» **Requirements**:
Among the entries below, find the lines with "World" and copy them.

» **Available data**:
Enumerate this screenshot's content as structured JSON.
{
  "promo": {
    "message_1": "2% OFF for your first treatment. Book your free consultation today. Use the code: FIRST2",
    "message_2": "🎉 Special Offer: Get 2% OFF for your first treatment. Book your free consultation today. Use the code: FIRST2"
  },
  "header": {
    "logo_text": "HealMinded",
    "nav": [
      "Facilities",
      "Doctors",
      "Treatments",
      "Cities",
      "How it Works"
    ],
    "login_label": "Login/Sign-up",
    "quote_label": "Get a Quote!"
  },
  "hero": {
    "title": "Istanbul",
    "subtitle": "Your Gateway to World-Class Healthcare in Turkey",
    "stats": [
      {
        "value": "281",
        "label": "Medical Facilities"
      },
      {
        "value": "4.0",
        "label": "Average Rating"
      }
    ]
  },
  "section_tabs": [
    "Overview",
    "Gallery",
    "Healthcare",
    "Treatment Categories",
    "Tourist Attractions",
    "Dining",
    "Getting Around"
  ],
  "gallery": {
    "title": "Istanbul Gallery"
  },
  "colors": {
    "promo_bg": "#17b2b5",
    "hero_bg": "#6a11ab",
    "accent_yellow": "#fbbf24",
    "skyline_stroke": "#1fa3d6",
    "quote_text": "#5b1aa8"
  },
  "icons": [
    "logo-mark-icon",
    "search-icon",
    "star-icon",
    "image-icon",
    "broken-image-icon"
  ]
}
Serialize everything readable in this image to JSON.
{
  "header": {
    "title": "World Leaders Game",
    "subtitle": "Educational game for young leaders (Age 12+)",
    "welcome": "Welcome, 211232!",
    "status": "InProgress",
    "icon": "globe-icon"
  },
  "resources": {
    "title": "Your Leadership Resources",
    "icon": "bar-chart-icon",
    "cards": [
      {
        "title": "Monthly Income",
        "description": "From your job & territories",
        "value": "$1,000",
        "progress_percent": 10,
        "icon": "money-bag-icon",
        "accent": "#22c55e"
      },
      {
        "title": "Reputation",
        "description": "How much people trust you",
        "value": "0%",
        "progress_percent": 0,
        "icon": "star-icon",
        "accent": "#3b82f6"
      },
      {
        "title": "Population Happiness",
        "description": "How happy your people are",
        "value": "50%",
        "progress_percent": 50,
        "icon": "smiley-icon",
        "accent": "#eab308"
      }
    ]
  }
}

» **Solution to this task**:
    "subtitle": "Your Gateway to World-Class Healthcare in Turkey",
    "title": "World Leaders Game",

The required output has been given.